_TASK REQUIREMENTS_. Can you pull out each line of the data below that includes the word "text"?

_DATA PROVIDED_.
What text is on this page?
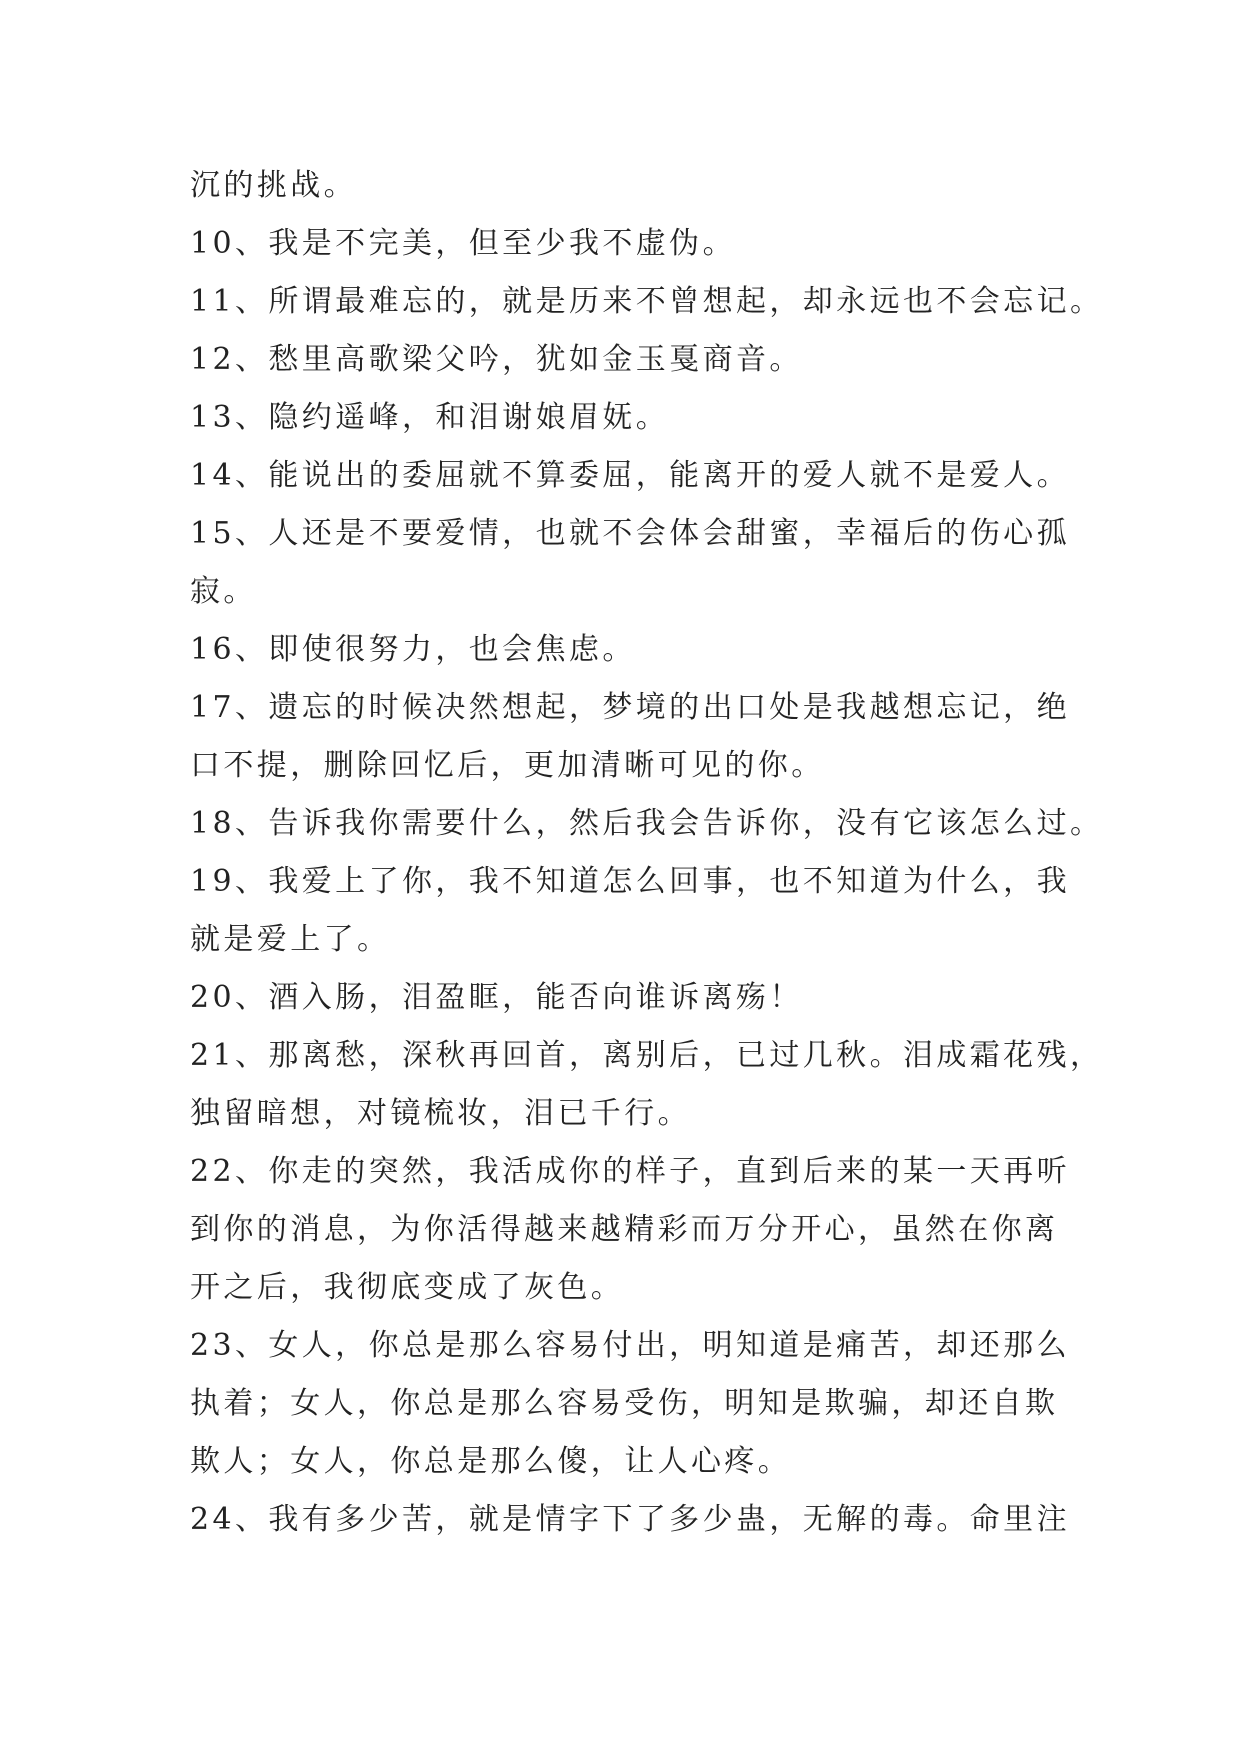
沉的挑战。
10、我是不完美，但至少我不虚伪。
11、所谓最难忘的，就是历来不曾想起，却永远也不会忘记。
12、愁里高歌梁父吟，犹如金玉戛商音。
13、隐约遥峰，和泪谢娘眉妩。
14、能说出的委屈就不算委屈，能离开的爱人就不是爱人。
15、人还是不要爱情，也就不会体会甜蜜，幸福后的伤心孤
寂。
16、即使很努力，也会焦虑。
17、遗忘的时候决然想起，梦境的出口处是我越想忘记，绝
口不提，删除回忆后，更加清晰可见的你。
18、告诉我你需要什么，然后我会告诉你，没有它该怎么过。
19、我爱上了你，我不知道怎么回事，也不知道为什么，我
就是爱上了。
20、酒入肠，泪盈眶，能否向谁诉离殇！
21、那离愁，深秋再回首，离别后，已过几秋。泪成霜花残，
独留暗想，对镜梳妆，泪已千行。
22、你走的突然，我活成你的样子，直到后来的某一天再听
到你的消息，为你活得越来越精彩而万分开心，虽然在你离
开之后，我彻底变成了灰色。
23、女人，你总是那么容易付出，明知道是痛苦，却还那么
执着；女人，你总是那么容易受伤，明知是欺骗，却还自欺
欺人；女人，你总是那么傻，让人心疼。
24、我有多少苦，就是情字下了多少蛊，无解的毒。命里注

==

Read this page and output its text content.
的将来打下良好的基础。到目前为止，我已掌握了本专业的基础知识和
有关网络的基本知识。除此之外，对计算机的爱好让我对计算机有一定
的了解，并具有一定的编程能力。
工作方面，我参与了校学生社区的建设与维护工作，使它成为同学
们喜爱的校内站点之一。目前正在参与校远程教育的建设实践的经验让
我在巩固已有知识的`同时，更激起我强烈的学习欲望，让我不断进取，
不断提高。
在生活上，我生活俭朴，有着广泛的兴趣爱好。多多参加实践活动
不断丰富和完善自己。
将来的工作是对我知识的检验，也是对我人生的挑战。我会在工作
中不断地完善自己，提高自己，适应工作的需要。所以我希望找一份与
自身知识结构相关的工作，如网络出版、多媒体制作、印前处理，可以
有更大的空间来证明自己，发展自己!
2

* * *

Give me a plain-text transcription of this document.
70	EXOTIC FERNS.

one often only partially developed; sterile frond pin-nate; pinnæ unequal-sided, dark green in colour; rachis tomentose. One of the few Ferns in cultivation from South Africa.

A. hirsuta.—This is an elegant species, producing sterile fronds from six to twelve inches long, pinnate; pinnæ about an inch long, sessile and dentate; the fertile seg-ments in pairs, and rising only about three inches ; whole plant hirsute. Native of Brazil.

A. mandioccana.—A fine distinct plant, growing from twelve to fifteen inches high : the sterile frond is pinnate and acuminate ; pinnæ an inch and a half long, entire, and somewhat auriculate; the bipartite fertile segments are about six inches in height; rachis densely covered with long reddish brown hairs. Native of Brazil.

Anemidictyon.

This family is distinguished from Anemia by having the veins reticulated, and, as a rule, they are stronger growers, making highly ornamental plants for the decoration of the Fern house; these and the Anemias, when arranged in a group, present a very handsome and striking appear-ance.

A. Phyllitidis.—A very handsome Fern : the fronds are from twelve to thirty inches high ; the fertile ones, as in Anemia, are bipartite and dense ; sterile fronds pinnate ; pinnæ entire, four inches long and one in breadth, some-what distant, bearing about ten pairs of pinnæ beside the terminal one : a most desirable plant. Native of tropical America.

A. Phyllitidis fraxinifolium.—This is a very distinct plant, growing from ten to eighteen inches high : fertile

_PROBLEM SOLUTION_.
What text is on this page?
Read this page and output its text content.
Give me a plain-text transcription of this document.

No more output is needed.